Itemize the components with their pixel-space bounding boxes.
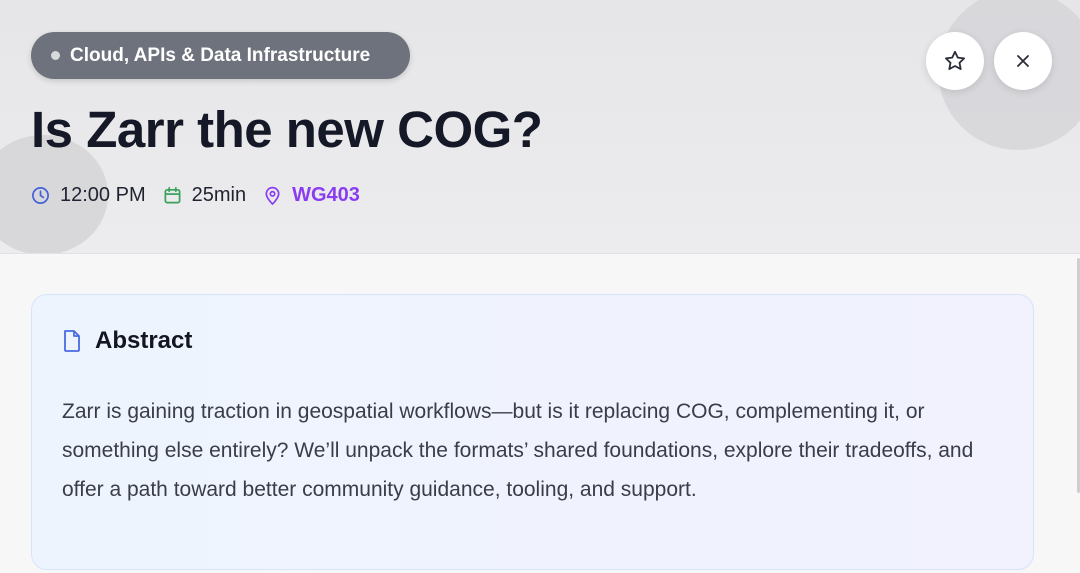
calendar-icon	[164, 187, 181, 204]
close-x-icon	[1017, 55, 1029, 67]
document-icon	[64, 330, 80, 352]
close-button[interactable]	[994, 32, 1052, 90]
track-label: Cloud, APIs & Data Infrastructure	[70, 44, 371, 66]
session-room[interactable]: WG403	[292, 184, 360, 207]
abstract-title: Abstract	[95, 327, 193, 354]
session-time: 12:00 PM	[60, 184, 146, 206]
badge-dot-icon	[51, 51, 60, 60]
star-outline-icon	[945, 50, 965, 70]
session-duration: 25min	[191, 184, 247, 206]
session-meta: 12:00 PM 25min WG403	[31, 184, 377, 207]
duration-info: 25min	[163, 184, 246, 207]
session-header: Cloud, APIs & Data Infrastructure Is Zar…	[0, 0, 1080, 254]
map-pin-icon	[265, 186, 280, 205]
abstract-heading: Abstract	[62, 327, 192, 355]
location-info[interactable]: WG403	[263, 184, 360, 207]
clock-icon	[32, 187, 49, 204]
session-title: Is Zarr the new COG?	[31, 101, 543, 158]
favorite-button[interactable]	[926, 32, 984, 90]
abstract-card: Abstract Zarr is gaining traction in geo…	[31, 294, 1034, 570]
time-info: 12:00 PM	[31, 184, 146, 207]
track-badge: Cloud, APIs & Data Infrastructure	[31, 32, 410, 79]
abstract-body: Zarr is gaining traction in geospatial w…	[62, 400, 974, 501]
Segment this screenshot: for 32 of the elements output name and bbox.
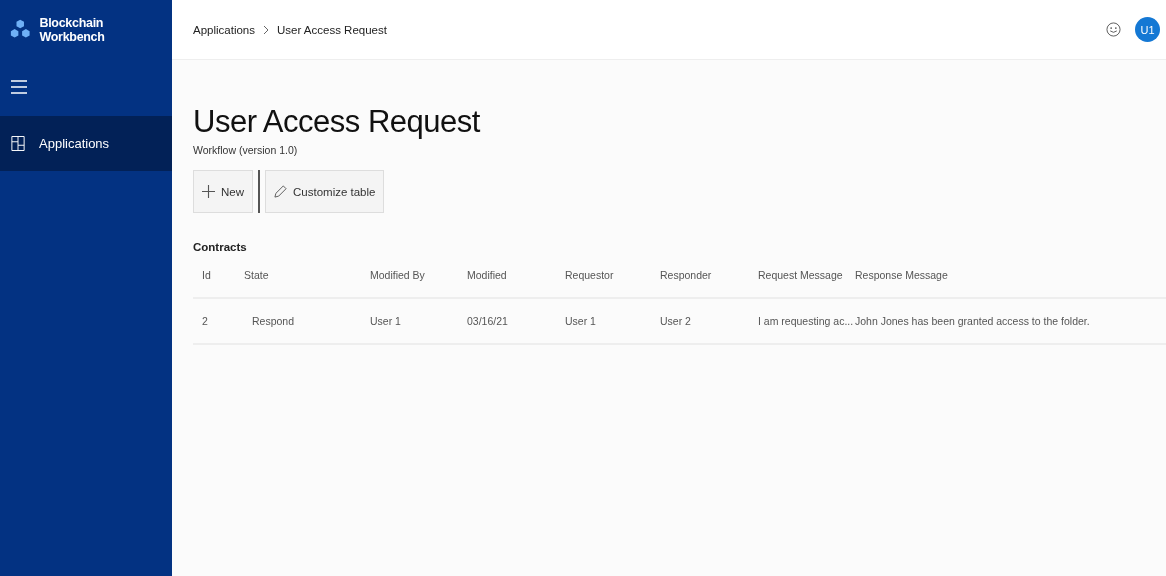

──────────────────────────────

WHAT IS ASKED = Rewrite all the data above as a numbered list with one line per item, skipping blank lines and leaving out the pictures.

WORKED SOLUTION =
1. Itemize the components with their pixel-space bounding boxes.
2. calendar-icon	[164, 187, 181, 204]
3. close-x-icon	[1017, 55, 1029, 67]
4. document-icon	[64, 330, 80, 352]
5. close-button[interactable]	[994, 32, 1052, 90]
6. track-label: Cloud, APIs & Data Infrastructure	[70, 44, 371, 66]
7. session-room[interactable]: WG403	[292, 184, 360, 207]
8. abstract-title: Abstract	[95, 327, 193, 354]
9. session-time: 12:00 PM	[60, 184, 146, 206]
10. badge-dot-icon	[51, 51, 60, 60]
11. star-outline-icon	[945, 50, 965, 70]
12. session-duration: 25min	[191, 184, 247, 206]
13. session-meta: 12:00 PM 25min WG403	[31, 184, 377, 207]
14. duration-info: 25min	[163, 184, 246, 207]
15. session-header: Cloud, APIs & Data Infrastructure Is Zar…	[0, 0, 1080, 254]
16. map-pin-icon	[265, 186, 280, 205]
17. abstract-heading: Abstract	[62, 327, 192, 355]
18. location-info[interactable]: WG403	[263, 184, 360, 207]
19. clock-icon	[32, 187, 49, 204]
20. session-title: Is Zarr the new COG?	[31, 101, 543, 158]
21. favorite-button[interactable]	[926, 32, 984, 90]
22. abstract-card: Abstract Zarr is gaining traction in geo…	[31, 294, 1034, 570]
23. time-info: 12:00 PM	[31, 184, 146, 207]
24. track-badge: Cloud, APIs & Data Infrastructure	[31, 32, 410, 79]
25. abstract-body: Zarr is gaining traction in geospatial w…	[62, 400, 974, 501]
26. Segment this screenshot: for 32 of the elements output name and bbox.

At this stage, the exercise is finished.